EXERCISE DETAILS – Exact reproduction is required for all entries.

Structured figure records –
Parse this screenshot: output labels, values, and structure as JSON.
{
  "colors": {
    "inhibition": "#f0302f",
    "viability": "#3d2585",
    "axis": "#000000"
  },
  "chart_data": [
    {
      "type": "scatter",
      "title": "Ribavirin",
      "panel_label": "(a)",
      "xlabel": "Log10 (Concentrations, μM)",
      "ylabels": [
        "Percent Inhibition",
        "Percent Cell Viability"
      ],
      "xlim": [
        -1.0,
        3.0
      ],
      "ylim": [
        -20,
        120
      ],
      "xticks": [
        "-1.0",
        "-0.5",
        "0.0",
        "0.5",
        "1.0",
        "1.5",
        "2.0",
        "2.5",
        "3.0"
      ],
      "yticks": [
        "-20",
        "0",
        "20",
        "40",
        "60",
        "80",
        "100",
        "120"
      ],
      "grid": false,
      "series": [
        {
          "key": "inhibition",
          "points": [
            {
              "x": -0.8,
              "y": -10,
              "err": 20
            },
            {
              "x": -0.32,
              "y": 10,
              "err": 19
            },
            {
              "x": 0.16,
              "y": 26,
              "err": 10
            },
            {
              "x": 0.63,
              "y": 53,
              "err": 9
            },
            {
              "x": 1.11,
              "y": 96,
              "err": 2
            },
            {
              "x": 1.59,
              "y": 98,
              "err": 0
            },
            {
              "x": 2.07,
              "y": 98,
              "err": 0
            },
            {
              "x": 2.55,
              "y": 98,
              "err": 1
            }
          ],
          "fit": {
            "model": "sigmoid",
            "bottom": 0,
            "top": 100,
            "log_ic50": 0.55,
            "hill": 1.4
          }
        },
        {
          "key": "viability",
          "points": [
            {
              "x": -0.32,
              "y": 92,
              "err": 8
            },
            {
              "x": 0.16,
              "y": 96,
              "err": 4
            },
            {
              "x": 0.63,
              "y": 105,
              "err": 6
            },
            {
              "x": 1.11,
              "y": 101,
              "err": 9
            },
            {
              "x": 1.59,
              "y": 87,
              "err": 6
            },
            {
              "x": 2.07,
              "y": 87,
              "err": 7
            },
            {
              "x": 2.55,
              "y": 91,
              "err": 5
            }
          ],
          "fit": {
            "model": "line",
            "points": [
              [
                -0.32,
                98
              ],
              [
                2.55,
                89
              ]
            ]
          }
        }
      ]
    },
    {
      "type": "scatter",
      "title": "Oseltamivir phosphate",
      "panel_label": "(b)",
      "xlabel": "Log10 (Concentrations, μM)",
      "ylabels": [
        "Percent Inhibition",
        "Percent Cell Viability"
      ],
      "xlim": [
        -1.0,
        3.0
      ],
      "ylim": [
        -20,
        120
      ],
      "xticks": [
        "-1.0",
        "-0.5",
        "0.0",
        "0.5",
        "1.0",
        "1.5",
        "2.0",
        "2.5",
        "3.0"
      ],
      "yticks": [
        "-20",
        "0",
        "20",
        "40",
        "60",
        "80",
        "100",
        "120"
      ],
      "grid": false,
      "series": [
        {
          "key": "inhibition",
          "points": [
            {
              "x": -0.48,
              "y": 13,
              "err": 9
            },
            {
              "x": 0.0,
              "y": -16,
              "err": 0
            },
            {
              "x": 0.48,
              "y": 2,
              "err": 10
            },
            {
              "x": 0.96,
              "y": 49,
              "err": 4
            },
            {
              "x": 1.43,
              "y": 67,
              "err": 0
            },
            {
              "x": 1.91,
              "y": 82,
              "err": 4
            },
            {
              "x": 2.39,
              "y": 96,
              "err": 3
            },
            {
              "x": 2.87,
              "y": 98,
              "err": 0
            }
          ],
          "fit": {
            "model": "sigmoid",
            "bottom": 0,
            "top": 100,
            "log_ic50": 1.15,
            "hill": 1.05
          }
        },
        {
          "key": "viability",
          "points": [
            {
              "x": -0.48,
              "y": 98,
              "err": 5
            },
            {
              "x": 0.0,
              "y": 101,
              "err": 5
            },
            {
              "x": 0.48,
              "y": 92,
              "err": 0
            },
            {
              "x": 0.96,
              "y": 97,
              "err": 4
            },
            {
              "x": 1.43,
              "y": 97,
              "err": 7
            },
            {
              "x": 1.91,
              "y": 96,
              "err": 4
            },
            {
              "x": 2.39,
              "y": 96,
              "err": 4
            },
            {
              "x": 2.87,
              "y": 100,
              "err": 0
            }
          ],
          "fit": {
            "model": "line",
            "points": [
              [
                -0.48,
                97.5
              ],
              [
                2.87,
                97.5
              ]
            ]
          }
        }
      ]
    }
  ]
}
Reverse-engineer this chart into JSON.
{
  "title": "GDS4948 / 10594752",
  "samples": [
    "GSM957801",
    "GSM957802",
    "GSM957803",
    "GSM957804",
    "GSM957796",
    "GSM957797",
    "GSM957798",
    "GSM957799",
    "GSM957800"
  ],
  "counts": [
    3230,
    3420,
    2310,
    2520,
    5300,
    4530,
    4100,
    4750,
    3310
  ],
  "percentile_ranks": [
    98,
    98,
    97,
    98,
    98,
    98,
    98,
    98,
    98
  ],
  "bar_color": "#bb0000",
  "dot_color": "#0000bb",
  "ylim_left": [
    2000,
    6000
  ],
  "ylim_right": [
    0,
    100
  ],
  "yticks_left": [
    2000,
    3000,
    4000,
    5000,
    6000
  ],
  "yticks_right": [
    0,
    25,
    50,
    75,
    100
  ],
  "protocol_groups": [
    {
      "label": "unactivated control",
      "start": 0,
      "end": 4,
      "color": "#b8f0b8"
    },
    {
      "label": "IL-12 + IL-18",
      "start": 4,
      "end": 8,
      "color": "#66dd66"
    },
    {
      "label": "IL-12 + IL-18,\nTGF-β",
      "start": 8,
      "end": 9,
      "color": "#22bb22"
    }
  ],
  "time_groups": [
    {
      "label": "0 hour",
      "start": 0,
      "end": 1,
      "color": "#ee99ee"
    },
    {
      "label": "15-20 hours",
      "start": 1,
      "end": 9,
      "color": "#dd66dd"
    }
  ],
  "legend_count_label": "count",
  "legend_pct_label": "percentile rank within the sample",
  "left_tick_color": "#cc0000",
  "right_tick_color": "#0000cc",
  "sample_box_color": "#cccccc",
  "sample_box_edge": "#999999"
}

RESULT –
Parse this screenshot: output labels, values, and structure as JSON.
{
  "colors": {
    "inhibition": "#f0302f",
    "viability": "#3d2585",
    "axis": "#000000"
  },
  "chart_data": [
    {
      "type": "scatter",
      "title": "Ribavirin",
      "panel_label": "(a)",
      "xlabel": "Log10 (Concentrations, μM)",
      "ylabels": [
        "Percent Inhibition",
        "Percent Cell Viability"
      ],
      "xlim": [
        -1.0,
        3.0
      ],
      "ylim": [
        -20,
        120
      ],
      "xticks": [
        "-1.0",
        "-0.5",
        "0.0",
        "0.5",
        "1.0",
        "1.5",
        "2.0",
        "2.5",
        "3.0"
      ],
      "yticks": [
        "-20",
        "0",
        "20",
        "40",
        "60",
        "80",
        "100",
        "120"
      ],
      "grid": false,
      "series": [
        {
          "key": "inhibition",
          "points": [
            {
              "x": -0.8,
              "y": -10,
              "err": 20
            },
            {
              "x": -0.32,
              "y": 10,
              "err": 19
            },
            {
              "x": 0.16,
              "y": 26,
              "err": 10
            },
            {
              "x": 0.63,
              "y": 53,
              "err": 9
            },
            {
              "x": 1.11,
              "y": 96,
              "err": 2
            },
            {
              "x": 1.59,
              "y": 98,
              "err": 0
            },
            {
              "x": 2.07,
              "y": 98,
              "err": 0
            },
            {
              "x": 2.55,
              "y": 98,
              "err": 1
            }
          ],
          "fit": {
            "model": "sigmoid",
            "bottom": 0,
            "top": 100,
            "log_ic50": 0.55,
            "hill": 1.4
          }
        },
        {
          "key": "viability",
          "points": [
            {
              "x": -0.32,
              "y": 92,
              "err": 8
            },
            {
              "x": 0.16,
              "y": 96,
              "err": 4
            },
            {
              "x": 0.63,
              "y": 105,
              "err": 6
            },
            {
              "x": 1.11,
              "y": 101,
              "err": 9
            },
            {
              "x": 1.59,
              "y": 87,
              "err": 6
            },
            {
              "x": 2.07,
              "y": 87,
              "err": 7
            },
            {
              "x": 2.55,
              "y": 91,
              "err": 5
            }
          ],
          "fit": {
            "model": "line",
            "points": [
              [
                -0.32,
                98
              ],
              [
                2.55,
                89
              ]
            ]
          }
        }
      ]
    },
    {
      "type": "scatter",
      "title": "Oseltamivir phosphate",
      "panel_label": "(b)",
      "xlabel": "Log10 (Concentrations, μM)",
      "ylabels": [
        "Percent Inhibition",
        "Percent Cell Viability"
      ],
      "xlim": [
        -1.0,
        3.0
      ],
      "ylim": [
        -20,
        120
      ],
      "xticks": [
        "-1.0",
        "-0.5",
        "0.0",
        "0.5",
        "1.0",
        "1.5",
        "2.0",
        "2.5",
        "3.0"
      ],
      "yticks": [
        "-20",
        "0",
        "20",
        "40",
        "60",
        "80",
        "100",
        "120"
      ],
      "grid": false,
      "series": [
        {
          "key": "inhibition",
          "points": [
            {
              "x": -0.48,
              "y": 13,
              "err": 9
            },
            {
              "x": 0.0,
              "y": -16,
              "err": 0
            },
            {
              "x": 0.48,
              "y": 2,
              "err": 10
            },
            {
              "x": 0.96,
              "y": 49,
              "err": 4
            },
            {
              "x": 1.43,
              "y": 67,
              "err": 0
            },
            {
              "x": 1.91,
              "y": 82,
              "err": 4
            },
            {
              "x": 2.39,
              "y": 96,
              "err": 3
            },
            {
              "x": 2.87,
              "y": 98,
              "err": 0
            }
          ],
          "fit": {
            "model": "sigmoid",
            "bottom": 0,
            "top": 100,
            "log_ic50": 1.15,
            "hill": 1.05
          }
        },
        {
          "key": "viability",
          "points": [
            {
              "x": -0.48,
              "y": 98,
              "err": 5
            },
            {
              "x": 0.0,
              "y": 101,
              "err": 5
            },
            {
              "x": 0.48,
              "y": 92,
              "err": 0
            },
            {
              "x": 0.96,
              "y": 97,
              "err": 4
            },
            {
              "x": 1.43,
              "y": 97,
              "err": 7
            },
            {
              "x": 1.91,
              "y": 96,
              "err": 4
            },
            {
              "x": 2.39,
              "y": 96,
              "err": 4
            },
            {
              "x": 2.87,
              "y": 100,
              "err": 0
            }
          ],
          "fit": {
            "model": "line",
            "points": [
              [
                -0.48,
                97.5
              ],
              [
                2.87,
                97.5
              ]
            ]
          }
        }
      ]
    }
  ]
}
Reverse-engineer this chart into JSON.
{
  "title": "GDS4948 / 10594752",
  "samples": [
    "GSM957801",
    "GSM957802",
    "GSM957803",
    "GSM957804",
    "GSM957796",
    "GSM957797",
    "GSM957798",
    "GSM957799",
    "GSM957800"
  ],
  "counts": [
    3230,
    3420,
    2310,
    2520,
    5300,
    4530,
    4100,
    4750,
    3310
  ],
  "percentile_ranks": [
    98,
    98,
    97,
    98,
    98,
    98,
    98,
    98,
    98
  ],
  "bar_color": "#bb0000",
  "dot_color": "#0000bb",
  "ylim_left": [
    2000,
    6000
  ],
  "ylim_right": [
    0,
    100
  ],
  "yticks_left": [
    2000,
    3000,
    4000,
    5000,
    6000
  ],
  "yticks_right": [
    0,
    25,
    50,
    75,
    100
  ],
  "protocol_groups": [
    {
      "label": "unactivated control",
      "start": 0,
      "end": 4,
      "color": "#b8f0b8"
    },
    {
      "label": "IL-12 + IL-18",
      "start": 4,
      "end": 8,
      "color": "#66dd66"
    },
    {
      "label": "IL-12 + IL-18,\nTGF-β",
      "start": 8,
      "end": 9,
      "color": "#22bb22"
    }
  ],
  "time_groups": [
    {
      "label": "0 hour",
      "start": 0,
      "end": 1,
      "color": "#ee99ee"
    },
    {
      "label": "15-20 hours",
      "start": 1,
      "end": 9,
      "color": "#dd66dd"
    }
  ],
  "legend_count_label": "count",
  "legend_pct_label": "percentile rank within the sample",
  "left_tick_color": "#cc0000",
  "right_tick_color": "#0000cc",
  "sample_box_color": "#cccccc",
  "sample_box_edge": "#999999"
}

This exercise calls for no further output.